** Estratto del documento **
__________

Con la conclusione del Super Bowl e le tristi vicende di cronaca nera che hanno profondamente disturbato la parata dei bi-campioni Chiefs, si è ufficialmente conclusa la stagione 2023. Si apre quindi una pausa come sempre lunga, snervante, ma corredata dalle numerose attività di una offseason sulla carta entusiasmante al punto da far dimenticare la malinconia per la sete insaziabile di football giocato: franchise tag, free agency, trade, Draft, sono termini che terranno banco per i prossimi due mesi senza sosta alcuna, con le varie voci di corridoio a occupare gli spazi principali delle testate giornalistiche e dei profili social degli insider più informati della Lega, dando luogo a infinite ipotesi costruttive dei roster per il campionato venturo. L’occasione è propizia per valutare sotto nuova luce le squadre che non hanno avuto successo e comprendere a che punto sia il processo di ricostruzione che da tempo coinvolge alcune di queste. Tra esse spiccano senz’altro i Chicago Bears, padroni assoluti di quanto accadrà – per loro, e conseguentemente per gli altri – per via della detenzione di quella prima scelta che li pone a un bivio la quale direzione andrà decisa a stretto giro di tempo: saranno loro i protagonisti indiscussi di questa primavera, perché dalle loro decisioni operative coinvolgenti il ruolo più importante del football americano – il quarterback – avrà luogo un’interessante reazione a catena.

__________

** Insieme dei record **
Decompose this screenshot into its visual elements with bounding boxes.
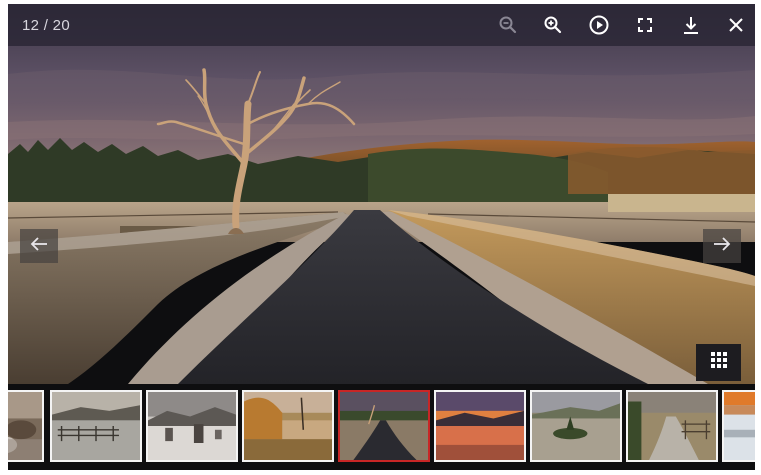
arrow-left-icon xyxy=(29,236,49,257)
play-icon xyxy=(588,14,610,36)
close-button[interactable] xyxy=(722,11,750,39)
thumbnail-autumn-lake xyxy=(244,392,332,460)
next-button[interactable] xyxy=(703,229,741,263)
download-icon xyxy=(682,15,700,35)
thumbnail-gated-path xyxy=(628,392,716,460)
zoom-out-icon xyxy=(498,15,518,35)
close-icon xyxy=(728,17,744,33)
arrow-right-icon xyxy=(712,236,732,257)
thumbnail-item[interactable] xyxy=(242,390,334,462)
zoom-in-icon xyxy=(543,15,563,35)
thumbnail-item-active[interactable] xyxy=(338,390,430,462)
fullscreen-icon xyxy=(636,16,654,34)
main-image xyxy=(8,4,755,384)
thumbnail-item[interactable] xyxy=(626,390,718,462)
download-button[interactable] xyxy=(677,11,705,39)
fullscreen-button[interactable] xyxy=(631,11,659,39)
thumbnail-item[interactable] xyxy=(722,390,755,462)
grid-icon xyxy=(710,352,727,373)
thumbnail-item[interactable] xyxy=(434,390,526,462)
thumbnail-grid-button[interactable] xyxy=(696,344,741,381)
country-road-photo xyxy=(8,4,755,384)
zoom-in-button[interactable] xyxy=(539,11,567,39)
thumbnail-item[interactable] xyxy=(530,390,622,462)
viewer-toolbar: 12 / 20 xyxy=(8,4,755,46)
thumbnail-country-road xyxy=(340,392,428,460)
thumbnail-frosty-rocks xyxy=(8,392,42,460)
thumbnail-item[interactable] xyxy=(50,390,142,462)
thumbnail-sunset-lake xyxy=(436,392,524,460)
thumbnail-flooded-fence xyxy=(52,392,140,460)
thumbnail-island-lake xyxy=(532,392,620,460)
zoom-out-button[interactable] xyxy=(494,11,522,39)
thumbnail-frozen-shore xyxy=(724,392,755,460)
lightbox-viewer: 12 / 20 xyxy=(8,4,755,470)
thumbnail-strip xyxy=(8,384,755,470)
previous-button[interactable] xyxy=(20,229,58,263)
image-counter: 12 / 20 xyxy=(22,17,70,34)
slideshow-button[interactable] xyxy=(585,11,613,39)
thumbnail-stone-circle xyxy=(148,392,236,460)
thumbnail-item[interactable] xyxy=(8,390,44,462)
thumbnail-item[interactable] xyxy=(146,390,238,462)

__________

** Obiettivo **
Elenca i termini che, secondo l'estratto sulla offseason del football americano riportato sopra, terranno banco per i prossimi due mesi.

** Soluzione **
Franchise tag, free agency, trade, Draft.